* [The problem]: Copy out the entries below without changing a single character.

* [Dataset excerpts]:
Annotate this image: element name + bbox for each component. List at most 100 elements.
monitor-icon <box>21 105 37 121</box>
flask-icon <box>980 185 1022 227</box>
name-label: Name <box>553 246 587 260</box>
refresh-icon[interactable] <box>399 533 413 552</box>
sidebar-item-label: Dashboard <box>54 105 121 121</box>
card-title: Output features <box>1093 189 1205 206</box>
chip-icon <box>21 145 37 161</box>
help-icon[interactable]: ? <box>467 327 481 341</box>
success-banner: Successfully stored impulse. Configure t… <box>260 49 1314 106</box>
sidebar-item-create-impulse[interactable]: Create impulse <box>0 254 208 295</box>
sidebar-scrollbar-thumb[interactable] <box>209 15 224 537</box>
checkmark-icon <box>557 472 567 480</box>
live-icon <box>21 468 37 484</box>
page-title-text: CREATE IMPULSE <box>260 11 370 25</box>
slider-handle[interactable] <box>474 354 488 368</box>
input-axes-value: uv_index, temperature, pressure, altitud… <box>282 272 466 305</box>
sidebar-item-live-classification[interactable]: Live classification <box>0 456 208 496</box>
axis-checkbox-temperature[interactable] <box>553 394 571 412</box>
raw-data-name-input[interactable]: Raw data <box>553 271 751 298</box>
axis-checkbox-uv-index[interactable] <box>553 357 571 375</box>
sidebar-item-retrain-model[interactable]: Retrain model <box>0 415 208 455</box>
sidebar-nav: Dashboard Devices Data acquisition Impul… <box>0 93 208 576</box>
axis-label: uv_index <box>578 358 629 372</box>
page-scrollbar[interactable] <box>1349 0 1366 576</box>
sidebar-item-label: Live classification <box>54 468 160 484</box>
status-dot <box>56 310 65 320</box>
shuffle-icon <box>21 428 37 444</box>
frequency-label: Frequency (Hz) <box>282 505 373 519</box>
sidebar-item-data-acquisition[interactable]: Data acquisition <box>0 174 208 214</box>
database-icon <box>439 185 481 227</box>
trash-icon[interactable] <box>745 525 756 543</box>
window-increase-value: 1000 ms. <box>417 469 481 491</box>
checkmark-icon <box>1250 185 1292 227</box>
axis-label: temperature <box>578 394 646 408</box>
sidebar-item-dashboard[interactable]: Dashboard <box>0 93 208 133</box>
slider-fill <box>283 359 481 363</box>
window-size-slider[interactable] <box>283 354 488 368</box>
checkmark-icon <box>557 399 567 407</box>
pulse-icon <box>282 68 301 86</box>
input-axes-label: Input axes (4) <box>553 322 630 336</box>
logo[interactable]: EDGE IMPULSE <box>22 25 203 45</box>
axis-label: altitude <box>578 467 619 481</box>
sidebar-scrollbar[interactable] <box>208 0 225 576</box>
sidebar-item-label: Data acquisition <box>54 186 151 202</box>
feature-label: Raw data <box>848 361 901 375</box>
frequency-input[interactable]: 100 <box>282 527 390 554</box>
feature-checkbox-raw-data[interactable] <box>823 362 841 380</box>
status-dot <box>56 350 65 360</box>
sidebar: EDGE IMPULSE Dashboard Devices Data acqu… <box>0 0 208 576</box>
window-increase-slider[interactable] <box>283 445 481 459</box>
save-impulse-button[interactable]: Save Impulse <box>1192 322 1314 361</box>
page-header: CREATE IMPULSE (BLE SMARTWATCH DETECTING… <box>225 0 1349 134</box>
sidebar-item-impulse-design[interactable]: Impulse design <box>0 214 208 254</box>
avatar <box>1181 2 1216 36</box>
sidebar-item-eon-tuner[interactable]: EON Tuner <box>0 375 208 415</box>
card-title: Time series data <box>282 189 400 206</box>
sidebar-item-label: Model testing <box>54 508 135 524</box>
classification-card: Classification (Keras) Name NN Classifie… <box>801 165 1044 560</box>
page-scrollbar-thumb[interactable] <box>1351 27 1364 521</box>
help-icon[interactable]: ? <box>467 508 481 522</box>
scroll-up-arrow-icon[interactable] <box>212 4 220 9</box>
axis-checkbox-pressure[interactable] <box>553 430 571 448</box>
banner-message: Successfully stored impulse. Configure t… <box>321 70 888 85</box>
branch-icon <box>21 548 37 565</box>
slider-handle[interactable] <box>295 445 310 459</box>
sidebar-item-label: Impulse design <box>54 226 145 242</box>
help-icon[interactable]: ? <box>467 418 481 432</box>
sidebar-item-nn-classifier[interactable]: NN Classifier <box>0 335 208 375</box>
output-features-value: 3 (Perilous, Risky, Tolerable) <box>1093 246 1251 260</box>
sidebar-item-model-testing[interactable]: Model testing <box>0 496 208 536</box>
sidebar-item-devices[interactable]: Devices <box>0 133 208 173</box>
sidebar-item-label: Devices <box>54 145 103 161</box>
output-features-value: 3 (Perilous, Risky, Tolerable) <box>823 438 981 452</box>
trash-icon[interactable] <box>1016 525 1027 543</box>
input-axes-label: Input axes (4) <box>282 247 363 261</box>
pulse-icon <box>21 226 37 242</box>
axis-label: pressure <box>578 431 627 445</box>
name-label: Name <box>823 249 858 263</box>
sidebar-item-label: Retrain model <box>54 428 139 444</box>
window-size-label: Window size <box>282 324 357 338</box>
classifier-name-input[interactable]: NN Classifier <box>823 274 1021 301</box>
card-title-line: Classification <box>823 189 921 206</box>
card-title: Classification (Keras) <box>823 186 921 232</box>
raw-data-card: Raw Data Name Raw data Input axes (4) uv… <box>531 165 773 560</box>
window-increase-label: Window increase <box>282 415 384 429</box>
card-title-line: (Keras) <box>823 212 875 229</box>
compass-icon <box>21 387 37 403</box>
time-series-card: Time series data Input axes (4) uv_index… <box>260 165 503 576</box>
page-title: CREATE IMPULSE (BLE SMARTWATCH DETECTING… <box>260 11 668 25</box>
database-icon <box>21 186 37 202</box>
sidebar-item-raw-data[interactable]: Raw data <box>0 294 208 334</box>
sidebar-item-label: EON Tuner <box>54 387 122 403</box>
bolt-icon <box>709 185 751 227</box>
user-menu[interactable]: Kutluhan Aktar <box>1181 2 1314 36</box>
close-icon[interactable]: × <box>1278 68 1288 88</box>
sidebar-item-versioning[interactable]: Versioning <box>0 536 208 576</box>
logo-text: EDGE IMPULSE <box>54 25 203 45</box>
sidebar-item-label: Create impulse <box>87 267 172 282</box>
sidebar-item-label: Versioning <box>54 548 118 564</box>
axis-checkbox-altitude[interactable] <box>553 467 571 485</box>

* [Response to the exercise]:
Annotate this image: element name + bbox for each component. List at most 100 elements.
monitor-icon <box>21 105 37 121</box>
flask-icon <box>980 185 1022 227</box>
name-label: Name <box>553 246 587 260</box>
refresh-icon[interactable] <box>399 533 413 552</box>
sidebar-item-label: Dashboard <box>54 105 121 121</box>
card-title: Output features <box>1093 189 1205 206</box>
chip-icon <box>21 145 37 161</box>
help-icon[interactable]: ? <box>467 327 481 341</box>
success-banner: Successfully stored impulse. Configure t… <box>260 49 1314 106</box>
sidebar-item-create-impulse[interactable]: Create impulse <box>0 254 208 295</box>
sidebar-scrollbar-thumb[interactable] <box>209 15 224 537</box>
checkmark-icon <box>557 472 567 480</box>
live-icon <box>21 468 37 484</box>
page-title-text: CREATE IMPULSE <box>260 11 370 25</box>
slider-handle[interactable] <box>474 354 488 368</box>
input-axes-value: uv_index, temperature, pressure, altitud… <box>282 272 466 305</box>
sidebar-item-live-classification[interactable]: Live classification <box>0 456 208 496</box>
axis-checkbox-temperature[interactable] <box>553 394 571 412</box>
raw-data-name-input[interactable]: Raw data <box>553 271 751 298</box>
axis-checkbox-uv-index[interactable] <box>553 357 571 375</box>
sidebar-item-retrain-model[interactable]: Retrain model <box>0 415 208 455</box>
sidebar-nav: Dashboard Devices Data acquisition Impul… <box>0 93 208 576</box>
axis-label: uv_index <box>578 358 629 372</box>
page-scrollbar[interactable] <box>1349 0 1366 576</box>
sidebar-item-label: Live classification <box>54 468 160 484</box>
status-dot <box>56 310 65 320</box>
shuffle-icon <box>21 428 37 444</box>
frequency-label: Frequency (Hz) <box>282 505 373 519</box>
sidebar-item-data-acquisition[interactable]: Data acquisition <box>0 174 208 214</box>
database-icon <box>439 185 481 227</box>
trash-icon[interactable] <box>745 525 756 543</box>
window-increase-value: 1000 ms. <box>417 469 481 491</box>
checkmark-icon <box>1250 185 1292 227</box>
axis-label: temperature <box>578 394 646 408</box>
sidebar-item-dashboard[interactable]: Dashboard <box>0 93 208 133</box>
slider-fill <box>283 359 481 363</box>
window-size-slider[interactable] <box>283 354 488 368</box>
checkmark-icon <box>557 399 567 407</box>
pulse-icon <box>282 68 301 86</box>
input-axes-label: Input axes (4) <box>553 322 630 336</box>
logo[interactable]: EDGE IMPULSE <box>22 25 203 45</box>
axis-label: altitude <box>578 467 619 481</box>
sidebar-scrollbar[interactable] <box>208 0 225 576</box>
sidebar-item-label: Data acquisition <box>54 186 151 202</box>
feature-label: Raw data <box>848 361 901 375</box>
frequency-input[interactable]: 100 <box>282 527 390 554</box>
feature-checkbox-raw-data[interactable] <box>823 362 841 380</box>
status-dot <box>56 350 65 360</box>
sidebar: EDGE IMPULSE Dashboard Devices Data acqu… <box>0 0 208 576</box>
window-increase-slider[interactable] <box>283 445 481 459</box>
save-impulse-button[interactable]: Save Impulse <box>1192 322 1314 361</box>
page-header: CREATE IMPULSE (BLE SMARTWATCH DETECTING… <box>225 0 1349 134</box>
sidebar-item-impulse-design[interactable]: Impulse design <box>0 214 208 254</box>
avatar <box>1181 2 1216 36</box>
sidebar-item-eon-tuner[interactable]: EON Tuner <box>0 375 208 415</box>
card-title: Time series data <box>282 189 400 206</box>
sidebar-item-label: Model testing <box>54 508 135 524</box>
classification-card: Classification (Keras) Name NN Classifie… <box>801 165 1044 560</box>
page-scrollbar-thumb[interactable] <box>1351 27 1364 521</box>
help-icon[interactable]: ? <box>467 508 481 522</box>
scroll-up-arrow-icon[interactable] <box>212 4 220 9</box>
axis-checkbox-pressure[interactable] <box>553 430 571 448</box>
banner-message: Successfully stored impulse. Configure t… <box>321 70 888 85</box>
branch-icon <box>21 548 37 565</box>
slider-handle[interactable] <box>295 445 310 459</box>
sidebar-item-label: Impulse design <box>54 226 145 242</box>
help-icon[interactable]: ? <box>467 418 481 432</box>
sidebar-item-nn-classifier[interactable]: NN Classifier <box>0 335 208 375</box>
output-features-value: 3 (Perilous, Risky, Tolerable) <box>1093 246 1251 260</box>
sidebar-item-model-testing[interactable]: Model testing <box>0 496 208 536</box>
sidebar-item-devices[interactable]: Devices <box>0 133 208 173</box>
sidebar-item-label: Devices <box>54 145 103 161</box>
output-features-value: 3 (Perilous, Risky, Tolerable) <box>823 438 981 452</box>
trash-icon[interactable] <box>1016 525 1027 543</box>
input-axes-label: Input axes (4) <box>282 247 363 261</box>
pulse-icon <box>21 226 37 242</box>
axis-label: pressure <box>578 431 627 445</box>
name-label: Name <box>823 249 858 263</box>
sidebar-item-label: Retrain model <box>54 428 139 444</box>
window-size-label: Window size <box>282 324 357 338</box>
classifier-name-input[interactable]: NN Classifier <box>823 274 1021 301</box>
card-title-line: Classification <box>823 189 921 206</box>
card-title: Classification (Keras) <box>823 186 921 232</box>
raw-data-card: Raw Data Name Raw data Input axes (4) uv… <box>531 165 773 560</box>
window-increase-label: Window increase <box>282 415 384 429</box>
card-title-line: (Keras) <box>823 212 875 229</box>
compass-icon <box>21 387 37 403</box>
time-series-card: Time series data Input axes (4) uv_index… <box>260 165 503 576</box>
page-title: CREATE IMPULSE (BLE SMARTWATCH DETECTING… <box>260 11 668 25</box>
database-icon <box>21 186 37 202</box>
sidebar-item-raw-data[interactable]: Raw data <box>0 294 208 334</box>
sidebar-item-label: EON Tuner <box>54 387 122 403</box>
bolt-icon <box>709 185 751 227</box>
user-menu[interactable]: Kutluhan Aktar <box>1181 2 1314 36</box>
close-icon[interactable]: × <box>1278 68 1288 88</box>
sidebar-item-versioning[interactable]: Versioning <box>0 536 208 576</box>
logo-text: EDGE IMPULSE <box>54 25 203 45</box>
sidebar-item-label: Create impulse <box>87 267 172 282</box>
sidebar-item-label: Versioning <box>54 548 118 564</box>
axis-checkbox-altitude[interactable] <box>553 467 571 485</box>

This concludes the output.